── EXERCISE MATERIAL
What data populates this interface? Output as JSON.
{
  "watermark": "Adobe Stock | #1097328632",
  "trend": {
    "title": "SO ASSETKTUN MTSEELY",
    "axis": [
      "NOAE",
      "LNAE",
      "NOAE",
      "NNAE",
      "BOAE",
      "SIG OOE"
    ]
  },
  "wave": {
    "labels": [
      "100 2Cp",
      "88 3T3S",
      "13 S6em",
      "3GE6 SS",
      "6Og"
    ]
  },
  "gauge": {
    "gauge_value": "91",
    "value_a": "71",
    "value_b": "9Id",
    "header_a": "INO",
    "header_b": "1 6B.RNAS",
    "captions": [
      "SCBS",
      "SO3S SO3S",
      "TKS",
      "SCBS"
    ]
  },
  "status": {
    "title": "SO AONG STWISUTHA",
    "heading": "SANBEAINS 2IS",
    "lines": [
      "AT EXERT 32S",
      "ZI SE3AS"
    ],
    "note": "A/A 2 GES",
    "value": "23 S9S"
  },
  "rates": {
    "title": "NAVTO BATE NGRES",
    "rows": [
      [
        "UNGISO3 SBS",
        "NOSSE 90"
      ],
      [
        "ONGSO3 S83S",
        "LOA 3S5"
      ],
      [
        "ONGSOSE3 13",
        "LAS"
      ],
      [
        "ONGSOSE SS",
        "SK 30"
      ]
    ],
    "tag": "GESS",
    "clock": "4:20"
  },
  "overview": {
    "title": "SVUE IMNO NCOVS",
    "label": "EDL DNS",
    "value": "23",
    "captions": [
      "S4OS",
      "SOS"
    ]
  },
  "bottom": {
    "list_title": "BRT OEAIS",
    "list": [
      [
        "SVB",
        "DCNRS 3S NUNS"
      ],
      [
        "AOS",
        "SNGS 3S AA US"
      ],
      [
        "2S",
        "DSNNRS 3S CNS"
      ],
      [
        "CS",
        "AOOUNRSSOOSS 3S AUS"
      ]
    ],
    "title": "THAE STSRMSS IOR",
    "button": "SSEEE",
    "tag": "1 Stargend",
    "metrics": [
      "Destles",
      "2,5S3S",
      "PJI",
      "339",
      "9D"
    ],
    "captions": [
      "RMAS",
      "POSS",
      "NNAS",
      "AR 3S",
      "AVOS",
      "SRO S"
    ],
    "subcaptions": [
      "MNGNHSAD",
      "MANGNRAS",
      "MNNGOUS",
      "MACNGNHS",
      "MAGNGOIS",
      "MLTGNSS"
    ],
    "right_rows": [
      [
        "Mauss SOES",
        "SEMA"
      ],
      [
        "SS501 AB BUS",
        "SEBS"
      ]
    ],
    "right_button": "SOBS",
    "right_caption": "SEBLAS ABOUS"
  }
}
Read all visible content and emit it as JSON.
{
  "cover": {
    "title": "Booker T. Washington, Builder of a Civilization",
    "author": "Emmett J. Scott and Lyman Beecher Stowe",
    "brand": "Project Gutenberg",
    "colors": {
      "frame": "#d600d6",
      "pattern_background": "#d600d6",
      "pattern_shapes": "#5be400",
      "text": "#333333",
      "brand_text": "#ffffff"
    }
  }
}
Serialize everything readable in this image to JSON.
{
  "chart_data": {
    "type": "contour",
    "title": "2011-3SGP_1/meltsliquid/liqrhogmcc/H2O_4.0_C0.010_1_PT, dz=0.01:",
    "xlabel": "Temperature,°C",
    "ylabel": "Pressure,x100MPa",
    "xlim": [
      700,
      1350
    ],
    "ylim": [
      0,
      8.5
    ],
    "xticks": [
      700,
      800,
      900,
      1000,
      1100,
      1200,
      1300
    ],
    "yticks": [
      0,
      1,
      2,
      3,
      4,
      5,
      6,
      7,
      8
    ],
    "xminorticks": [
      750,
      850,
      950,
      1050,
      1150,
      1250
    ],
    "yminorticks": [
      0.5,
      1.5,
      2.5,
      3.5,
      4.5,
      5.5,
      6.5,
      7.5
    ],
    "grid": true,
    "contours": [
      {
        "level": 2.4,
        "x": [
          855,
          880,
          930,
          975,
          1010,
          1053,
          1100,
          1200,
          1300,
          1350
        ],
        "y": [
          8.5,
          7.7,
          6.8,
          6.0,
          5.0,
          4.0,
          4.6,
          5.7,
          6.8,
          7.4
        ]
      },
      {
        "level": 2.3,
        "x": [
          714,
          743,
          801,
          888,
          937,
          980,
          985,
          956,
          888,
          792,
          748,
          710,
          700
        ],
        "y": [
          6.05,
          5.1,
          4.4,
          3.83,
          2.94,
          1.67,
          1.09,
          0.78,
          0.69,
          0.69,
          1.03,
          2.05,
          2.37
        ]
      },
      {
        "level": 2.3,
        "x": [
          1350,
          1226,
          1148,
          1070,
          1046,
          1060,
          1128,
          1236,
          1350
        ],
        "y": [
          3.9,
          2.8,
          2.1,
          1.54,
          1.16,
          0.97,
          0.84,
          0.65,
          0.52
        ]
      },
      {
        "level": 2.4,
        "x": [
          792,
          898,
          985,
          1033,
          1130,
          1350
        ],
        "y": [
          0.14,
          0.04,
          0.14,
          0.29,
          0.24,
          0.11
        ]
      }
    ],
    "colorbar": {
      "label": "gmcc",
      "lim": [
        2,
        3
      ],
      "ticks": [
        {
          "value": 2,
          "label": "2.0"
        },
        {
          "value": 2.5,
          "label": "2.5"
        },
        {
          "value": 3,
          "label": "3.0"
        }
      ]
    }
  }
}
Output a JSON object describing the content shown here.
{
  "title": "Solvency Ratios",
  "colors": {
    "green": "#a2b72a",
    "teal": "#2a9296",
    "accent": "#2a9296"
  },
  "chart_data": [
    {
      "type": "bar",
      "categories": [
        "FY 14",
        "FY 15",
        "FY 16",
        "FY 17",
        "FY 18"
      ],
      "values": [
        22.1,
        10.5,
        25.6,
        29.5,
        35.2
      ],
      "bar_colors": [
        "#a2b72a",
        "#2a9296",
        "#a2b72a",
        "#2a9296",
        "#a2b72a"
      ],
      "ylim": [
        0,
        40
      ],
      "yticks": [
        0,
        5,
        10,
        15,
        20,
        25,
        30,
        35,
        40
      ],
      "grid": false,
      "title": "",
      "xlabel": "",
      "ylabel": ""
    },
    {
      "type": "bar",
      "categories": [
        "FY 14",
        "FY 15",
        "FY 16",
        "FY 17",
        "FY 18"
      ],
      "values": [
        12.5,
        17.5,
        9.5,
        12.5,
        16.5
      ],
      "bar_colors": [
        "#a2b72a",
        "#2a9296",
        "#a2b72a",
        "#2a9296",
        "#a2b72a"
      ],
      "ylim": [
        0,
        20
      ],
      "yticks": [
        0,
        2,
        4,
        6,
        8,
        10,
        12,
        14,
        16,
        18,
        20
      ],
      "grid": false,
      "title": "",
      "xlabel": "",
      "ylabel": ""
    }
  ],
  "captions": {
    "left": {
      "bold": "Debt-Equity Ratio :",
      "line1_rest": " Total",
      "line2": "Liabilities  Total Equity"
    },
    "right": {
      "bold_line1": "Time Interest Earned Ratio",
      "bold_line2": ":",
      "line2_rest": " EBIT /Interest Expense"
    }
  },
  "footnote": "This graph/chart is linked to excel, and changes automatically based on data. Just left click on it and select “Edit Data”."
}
────
| TO BE DONE |
Copy all lines of the listing above that contain the string "Total".

| EXPECTED ANSWER |
      "line1_rest": " Total",
      "line2": "Liabilities  Total Equity"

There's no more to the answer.